» **Things to do**
1. Say whether each statement agrees with the debt notes, answering yes or no and quoting the deciding words. (a) TECO Energy/Finance raised its term bank credit facility to $500 million USD. (b) The shelf prospectus expires on May 16, 2020. (c) Preferred shares were issued on May 31, 2018 for gross proceeds of $300 million.
2. Write out the debt notes again, starting at "17. LONG-TERM DEBT" and ending at "June 16, 2020.", swapping each "prospectus" for "offering document".

» **Text segment**
On March 7, 2018, TECO Energy/Finance increased its $400 million USD term bank credit facility by $100 million USD to $500 million USD, and extended the maturity date to March 8, 2019. There were no other changes in commercial terms.
17. LONG-TERM DEBT
For details regarding long-term debt, refer to note 25 in Emera’s 2017 annual audited consolidated financial statements, and below for 2018 long-term debt financing activity.
Recent financing activities
Emera
On May 16, 2018, Emera filed a $750 million debt and preferred equity shelf prospectus, providing the
Company with access to raise long-term debt and preferred equity. On May 31, 2018, preferred shares were issued under this base shelf prospectus for gross proceeds of $300 million (see note 19). As at September 30, 2018 the Company has $450 million available for issuance under this prospectus, which expires on June 16, 2020.

» **Extracted information**
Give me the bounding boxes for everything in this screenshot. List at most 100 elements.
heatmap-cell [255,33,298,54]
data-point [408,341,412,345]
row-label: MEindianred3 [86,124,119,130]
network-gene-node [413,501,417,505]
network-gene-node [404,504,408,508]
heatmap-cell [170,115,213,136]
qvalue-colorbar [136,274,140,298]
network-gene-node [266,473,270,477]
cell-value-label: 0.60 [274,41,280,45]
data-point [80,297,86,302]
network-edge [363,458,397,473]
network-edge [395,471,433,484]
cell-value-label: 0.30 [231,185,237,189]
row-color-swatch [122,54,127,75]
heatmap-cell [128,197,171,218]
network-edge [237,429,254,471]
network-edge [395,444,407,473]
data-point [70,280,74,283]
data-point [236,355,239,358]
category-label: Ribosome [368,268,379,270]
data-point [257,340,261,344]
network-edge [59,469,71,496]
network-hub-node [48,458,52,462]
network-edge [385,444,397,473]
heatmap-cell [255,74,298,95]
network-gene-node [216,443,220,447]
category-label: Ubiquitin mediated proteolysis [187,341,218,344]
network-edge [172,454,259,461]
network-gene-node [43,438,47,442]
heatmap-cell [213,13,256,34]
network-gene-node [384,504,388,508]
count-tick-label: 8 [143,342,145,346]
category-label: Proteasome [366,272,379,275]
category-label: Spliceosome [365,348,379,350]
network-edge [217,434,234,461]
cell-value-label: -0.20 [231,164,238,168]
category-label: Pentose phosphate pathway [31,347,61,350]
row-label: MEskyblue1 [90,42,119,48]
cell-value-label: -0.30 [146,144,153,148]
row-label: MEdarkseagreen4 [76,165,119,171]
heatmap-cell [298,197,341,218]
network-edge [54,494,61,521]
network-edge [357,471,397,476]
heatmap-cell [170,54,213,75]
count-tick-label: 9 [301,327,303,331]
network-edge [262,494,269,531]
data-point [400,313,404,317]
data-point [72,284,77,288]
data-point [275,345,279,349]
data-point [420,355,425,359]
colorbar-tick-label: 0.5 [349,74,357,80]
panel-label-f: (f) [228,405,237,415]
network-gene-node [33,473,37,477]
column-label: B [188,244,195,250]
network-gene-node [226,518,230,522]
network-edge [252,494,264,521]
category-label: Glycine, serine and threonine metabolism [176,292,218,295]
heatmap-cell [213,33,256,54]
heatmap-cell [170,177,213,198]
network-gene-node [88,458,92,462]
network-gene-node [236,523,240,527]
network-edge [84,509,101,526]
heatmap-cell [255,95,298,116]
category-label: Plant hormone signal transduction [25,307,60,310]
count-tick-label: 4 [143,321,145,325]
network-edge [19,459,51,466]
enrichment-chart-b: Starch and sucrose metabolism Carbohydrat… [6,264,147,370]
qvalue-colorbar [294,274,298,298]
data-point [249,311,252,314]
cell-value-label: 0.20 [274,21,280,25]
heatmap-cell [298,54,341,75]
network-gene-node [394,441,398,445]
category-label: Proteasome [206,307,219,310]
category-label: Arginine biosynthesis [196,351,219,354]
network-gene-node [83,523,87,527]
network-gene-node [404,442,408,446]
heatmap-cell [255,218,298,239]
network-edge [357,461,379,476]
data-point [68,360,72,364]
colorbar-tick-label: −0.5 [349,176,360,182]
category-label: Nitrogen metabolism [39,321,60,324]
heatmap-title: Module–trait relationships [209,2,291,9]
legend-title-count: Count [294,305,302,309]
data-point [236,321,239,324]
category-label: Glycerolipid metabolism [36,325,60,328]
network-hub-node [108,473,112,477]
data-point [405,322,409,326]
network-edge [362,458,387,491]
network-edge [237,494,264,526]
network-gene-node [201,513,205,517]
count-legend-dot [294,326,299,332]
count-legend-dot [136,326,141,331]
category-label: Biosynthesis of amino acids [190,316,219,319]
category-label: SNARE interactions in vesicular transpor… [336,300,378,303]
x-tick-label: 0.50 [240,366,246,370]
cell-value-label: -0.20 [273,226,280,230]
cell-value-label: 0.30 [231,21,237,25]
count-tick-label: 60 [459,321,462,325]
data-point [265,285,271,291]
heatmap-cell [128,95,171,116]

» **Final answers**
1.
(a) Yes: "increased its $400 million USD term bank credit facility by $100 million USD to $500 million USD"
(b) No: "which expires on June 16, 2020"
(c) Yes: "On May 31, 2018, preferred shares were issued under this base shelf prospectus for gross proceeds of $300 million"

2.
17. LONG-TERM DEBT
For details regarding long-term debt, refer to note 25 in Emera’s 2017 annual audited consolidated financial statements, and below for 2018 long-term debt financing activity.
Recent financing activities
Emera
On May 16, 2018, Emera filed a $750 million debt and preferred equity shelf offering document, providing the
Company with access to raise long-term debt and preferred equity. On May 31, 2018, preferred shares were issued under this base shelf offering document for gross proceeds of $300 million (see note 19). As at September 30, 2018 the Company has $450 million available for issuance under this offering document, which expires on June 16, 2020.